* [PROMPT]:
Take every line from the listing below that includes "bozor" and copy it.

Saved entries
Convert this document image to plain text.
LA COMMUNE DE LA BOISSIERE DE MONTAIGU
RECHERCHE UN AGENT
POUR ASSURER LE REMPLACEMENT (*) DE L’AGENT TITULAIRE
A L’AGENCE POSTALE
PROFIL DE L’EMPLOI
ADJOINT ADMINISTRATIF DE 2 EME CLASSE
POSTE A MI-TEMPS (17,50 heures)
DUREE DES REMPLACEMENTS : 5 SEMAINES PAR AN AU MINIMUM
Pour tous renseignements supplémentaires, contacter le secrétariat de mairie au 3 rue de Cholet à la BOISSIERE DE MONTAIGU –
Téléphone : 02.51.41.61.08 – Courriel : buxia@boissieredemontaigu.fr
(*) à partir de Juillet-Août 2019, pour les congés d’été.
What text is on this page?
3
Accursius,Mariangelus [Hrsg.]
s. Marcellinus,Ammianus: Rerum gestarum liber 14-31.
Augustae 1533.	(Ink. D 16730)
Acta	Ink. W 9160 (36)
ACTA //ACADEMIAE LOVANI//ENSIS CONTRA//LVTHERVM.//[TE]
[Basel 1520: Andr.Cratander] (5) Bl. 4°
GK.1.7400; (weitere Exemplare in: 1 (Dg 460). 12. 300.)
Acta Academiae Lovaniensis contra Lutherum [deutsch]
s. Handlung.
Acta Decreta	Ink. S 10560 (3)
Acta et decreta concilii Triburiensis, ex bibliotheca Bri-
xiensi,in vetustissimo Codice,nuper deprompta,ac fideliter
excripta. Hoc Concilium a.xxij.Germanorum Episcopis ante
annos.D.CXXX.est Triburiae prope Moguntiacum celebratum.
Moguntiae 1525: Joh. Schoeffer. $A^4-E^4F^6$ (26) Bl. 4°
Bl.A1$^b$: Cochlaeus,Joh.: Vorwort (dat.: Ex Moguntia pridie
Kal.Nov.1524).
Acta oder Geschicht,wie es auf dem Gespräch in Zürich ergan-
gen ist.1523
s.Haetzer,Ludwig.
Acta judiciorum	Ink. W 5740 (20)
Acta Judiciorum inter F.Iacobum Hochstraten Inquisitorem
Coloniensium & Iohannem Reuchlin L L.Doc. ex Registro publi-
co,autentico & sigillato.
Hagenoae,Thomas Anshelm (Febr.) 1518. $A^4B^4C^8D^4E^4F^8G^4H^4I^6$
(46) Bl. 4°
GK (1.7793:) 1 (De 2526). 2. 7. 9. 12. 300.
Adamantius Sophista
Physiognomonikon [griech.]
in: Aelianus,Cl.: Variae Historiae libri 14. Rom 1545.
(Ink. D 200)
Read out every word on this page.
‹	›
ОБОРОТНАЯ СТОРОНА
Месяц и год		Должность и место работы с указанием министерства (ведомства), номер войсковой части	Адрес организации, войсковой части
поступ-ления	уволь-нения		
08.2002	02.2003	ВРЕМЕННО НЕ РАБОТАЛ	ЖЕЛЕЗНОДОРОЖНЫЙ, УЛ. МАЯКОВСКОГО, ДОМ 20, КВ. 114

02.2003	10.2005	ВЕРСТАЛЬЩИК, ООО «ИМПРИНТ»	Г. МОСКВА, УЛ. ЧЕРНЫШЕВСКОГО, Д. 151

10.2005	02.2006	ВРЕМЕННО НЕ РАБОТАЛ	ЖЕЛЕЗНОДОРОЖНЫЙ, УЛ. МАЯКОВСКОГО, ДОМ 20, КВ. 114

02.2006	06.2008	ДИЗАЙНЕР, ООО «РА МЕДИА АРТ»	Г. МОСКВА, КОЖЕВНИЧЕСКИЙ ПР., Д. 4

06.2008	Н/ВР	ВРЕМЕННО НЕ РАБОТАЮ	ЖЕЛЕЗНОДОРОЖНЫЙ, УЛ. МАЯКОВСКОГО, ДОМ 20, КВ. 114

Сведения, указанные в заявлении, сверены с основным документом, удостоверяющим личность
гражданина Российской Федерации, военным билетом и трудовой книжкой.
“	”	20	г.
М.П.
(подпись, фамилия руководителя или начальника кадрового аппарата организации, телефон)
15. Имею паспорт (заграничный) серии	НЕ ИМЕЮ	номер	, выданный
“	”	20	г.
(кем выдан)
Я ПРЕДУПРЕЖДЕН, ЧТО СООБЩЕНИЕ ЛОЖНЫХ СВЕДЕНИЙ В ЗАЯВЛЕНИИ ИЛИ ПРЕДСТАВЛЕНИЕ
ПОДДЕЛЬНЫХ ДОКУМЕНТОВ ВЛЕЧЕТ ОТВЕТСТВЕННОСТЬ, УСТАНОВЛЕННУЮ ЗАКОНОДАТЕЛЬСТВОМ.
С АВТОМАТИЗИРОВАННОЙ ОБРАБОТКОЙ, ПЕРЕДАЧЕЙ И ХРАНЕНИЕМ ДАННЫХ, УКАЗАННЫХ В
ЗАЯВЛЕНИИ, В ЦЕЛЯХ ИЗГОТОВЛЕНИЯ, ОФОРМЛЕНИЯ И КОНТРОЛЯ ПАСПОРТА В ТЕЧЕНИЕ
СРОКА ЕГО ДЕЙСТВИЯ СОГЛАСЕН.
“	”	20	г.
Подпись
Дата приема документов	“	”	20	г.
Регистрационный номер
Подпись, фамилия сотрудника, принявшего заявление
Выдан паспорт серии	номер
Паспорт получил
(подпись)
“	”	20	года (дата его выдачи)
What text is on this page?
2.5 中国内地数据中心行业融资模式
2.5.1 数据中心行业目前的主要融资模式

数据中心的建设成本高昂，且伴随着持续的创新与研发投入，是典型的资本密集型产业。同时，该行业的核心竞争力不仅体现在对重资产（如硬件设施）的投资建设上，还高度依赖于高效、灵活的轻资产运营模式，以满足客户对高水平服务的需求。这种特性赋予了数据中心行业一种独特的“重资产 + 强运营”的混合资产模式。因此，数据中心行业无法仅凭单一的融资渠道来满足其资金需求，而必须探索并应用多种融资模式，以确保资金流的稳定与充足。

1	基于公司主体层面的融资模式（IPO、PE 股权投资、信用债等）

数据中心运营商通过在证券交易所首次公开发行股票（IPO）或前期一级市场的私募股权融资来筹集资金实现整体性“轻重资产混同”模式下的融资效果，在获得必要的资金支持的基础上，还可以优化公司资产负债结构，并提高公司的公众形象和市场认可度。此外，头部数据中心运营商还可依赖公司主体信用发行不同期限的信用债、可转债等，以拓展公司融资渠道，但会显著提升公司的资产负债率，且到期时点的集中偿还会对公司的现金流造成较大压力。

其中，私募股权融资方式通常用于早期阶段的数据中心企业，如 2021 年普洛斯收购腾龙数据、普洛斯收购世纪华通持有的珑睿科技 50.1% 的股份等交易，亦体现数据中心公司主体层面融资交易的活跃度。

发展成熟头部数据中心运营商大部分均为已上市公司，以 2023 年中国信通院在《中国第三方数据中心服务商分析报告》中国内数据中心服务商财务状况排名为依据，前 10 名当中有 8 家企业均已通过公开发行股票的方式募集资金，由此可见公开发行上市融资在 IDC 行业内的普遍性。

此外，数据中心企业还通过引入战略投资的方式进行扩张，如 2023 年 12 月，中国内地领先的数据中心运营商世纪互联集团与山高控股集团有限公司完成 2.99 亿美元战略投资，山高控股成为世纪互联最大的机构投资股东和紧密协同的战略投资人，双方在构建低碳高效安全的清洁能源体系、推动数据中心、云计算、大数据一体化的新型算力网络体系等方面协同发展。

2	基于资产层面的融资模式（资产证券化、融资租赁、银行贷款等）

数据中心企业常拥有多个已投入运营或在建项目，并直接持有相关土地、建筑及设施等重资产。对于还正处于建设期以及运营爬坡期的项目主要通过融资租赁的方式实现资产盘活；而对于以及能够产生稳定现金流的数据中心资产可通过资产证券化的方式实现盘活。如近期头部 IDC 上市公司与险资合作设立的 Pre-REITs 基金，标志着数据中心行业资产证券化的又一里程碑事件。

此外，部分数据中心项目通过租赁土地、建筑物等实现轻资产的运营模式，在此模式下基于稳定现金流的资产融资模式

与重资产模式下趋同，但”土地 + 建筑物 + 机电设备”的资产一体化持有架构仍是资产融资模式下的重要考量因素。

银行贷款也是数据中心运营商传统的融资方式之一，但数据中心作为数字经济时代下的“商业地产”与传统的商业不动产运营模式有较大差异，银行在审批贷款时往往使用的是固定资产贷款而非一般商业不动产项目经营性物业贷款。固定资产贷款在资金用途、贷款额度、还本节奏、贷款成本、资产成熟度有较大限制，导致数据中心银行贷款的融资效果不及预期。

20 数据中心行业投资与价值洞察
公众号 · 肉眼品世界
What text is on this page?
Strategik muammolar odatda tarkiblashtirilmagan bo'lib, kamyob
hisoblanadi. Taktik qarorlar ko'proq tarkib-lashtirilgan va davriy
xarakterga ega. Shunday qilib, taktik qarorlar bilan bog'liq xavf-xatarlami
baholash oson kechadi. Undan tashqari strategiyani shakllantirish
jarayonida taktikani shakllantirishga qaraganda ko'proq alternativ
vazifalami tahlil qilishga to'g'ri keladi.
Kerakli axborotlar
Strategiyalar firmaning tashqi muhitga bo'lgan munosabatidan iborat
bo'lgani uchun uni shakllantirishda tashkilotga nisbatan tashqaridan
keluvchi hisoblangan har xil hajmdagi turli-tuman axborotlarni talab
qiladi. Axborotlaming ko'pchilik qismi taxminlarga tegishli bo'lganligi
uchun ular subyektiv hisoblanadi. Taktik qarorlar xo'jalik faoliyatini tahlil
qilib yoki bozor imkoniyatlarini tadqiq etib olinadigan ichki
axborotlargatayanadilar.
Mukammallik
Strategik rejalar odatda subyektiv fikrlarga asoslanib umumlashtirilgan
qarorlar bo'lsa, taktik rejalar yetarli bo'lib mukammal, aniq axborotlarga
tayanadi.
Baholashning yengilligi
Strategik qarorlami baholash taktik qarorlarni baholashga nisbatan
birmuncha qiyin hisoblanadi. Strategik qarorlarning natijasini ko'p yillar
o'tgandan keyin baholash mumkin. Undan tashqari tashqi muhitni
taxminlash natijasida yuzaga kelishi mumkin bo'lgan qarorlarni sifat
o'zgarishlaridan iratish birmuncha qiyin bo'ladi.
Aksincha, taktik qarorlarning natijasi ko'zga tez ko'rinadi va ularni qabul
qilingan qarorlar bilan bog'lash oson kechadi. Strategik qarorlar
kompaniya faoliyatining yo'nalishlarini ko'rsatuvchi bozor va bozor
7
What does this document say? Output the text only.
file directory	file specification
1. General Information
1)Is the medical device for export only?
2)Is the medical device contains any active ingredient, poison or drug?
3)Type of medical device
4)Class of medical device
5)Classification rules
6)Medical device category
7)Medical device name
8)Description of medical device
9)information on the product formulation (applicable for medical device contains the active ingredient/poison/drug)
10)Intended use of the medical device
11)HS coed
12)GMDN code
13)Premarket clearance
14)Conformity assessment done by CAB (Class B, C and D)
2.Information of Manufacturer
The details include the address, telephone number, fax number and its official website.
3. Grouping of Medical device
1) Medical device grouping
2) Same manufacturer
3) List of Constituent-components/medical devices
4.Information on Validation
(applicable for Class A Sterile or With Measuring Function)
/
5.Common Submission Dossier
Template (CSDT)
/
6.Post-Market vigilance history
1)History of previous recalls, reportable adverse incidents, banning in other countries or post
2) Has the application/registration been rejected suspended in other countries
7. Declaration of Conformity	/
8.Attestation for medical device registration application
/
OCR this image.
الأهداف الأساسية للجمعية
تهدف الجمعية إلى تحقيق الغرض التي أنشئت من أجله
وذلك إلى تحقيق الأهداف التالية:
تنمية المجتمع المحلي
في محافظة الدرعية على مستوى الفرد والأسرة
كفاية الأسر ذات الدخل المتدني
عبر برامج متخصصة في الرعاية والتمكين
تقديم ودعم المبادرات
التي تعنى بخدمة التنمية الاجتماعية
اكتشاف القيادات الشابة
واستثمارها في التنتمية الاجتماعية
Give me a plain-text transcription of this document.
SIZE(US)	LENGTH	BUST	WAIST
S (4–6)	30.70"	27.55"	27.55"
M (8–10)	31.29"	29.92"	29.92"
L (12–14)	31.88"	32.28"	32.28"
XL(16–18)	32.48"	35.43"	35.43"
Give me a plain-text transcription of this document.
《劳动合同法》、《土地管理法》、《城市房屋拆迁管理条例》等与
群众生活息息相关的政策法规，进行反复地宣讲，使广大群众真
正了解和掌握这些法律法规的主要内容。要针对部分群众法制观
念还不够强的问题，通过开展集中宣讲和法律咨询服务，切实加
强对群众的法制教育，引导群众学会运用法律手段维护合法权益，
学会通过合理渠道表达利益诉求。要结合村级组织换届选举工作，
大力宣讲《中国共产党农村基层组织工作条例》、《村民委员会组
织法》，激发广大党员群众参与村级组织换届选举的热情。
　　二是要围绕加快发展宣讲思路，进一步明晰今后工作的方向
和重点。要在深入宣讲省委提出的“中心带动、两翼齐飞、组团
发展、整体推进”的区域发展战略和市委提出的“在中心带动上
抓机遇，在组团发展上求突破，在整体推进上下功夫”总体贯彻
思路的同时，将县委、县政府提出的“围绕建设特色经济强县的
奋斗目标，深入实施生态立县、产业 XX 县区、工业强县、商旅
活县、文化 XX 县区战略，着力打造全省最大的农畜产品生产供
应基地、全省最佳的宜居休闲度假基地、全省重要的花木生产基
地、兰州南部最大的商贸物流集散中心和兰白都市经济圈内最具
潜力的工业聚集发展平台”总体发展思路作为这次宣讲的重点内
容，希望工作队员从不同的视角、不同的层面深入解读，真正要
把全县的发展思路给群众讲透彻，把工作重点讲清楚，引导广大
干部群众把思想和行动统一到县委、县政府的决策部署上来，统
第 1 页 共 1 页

* [COMPLETE ANSWER]:
qilib yoki bozor imkoniyatlarini tadqiq etib olinadigan ichki
kompaniya faoliyatining yo'nalishlarini ko'rsatuvchi bozor va bozor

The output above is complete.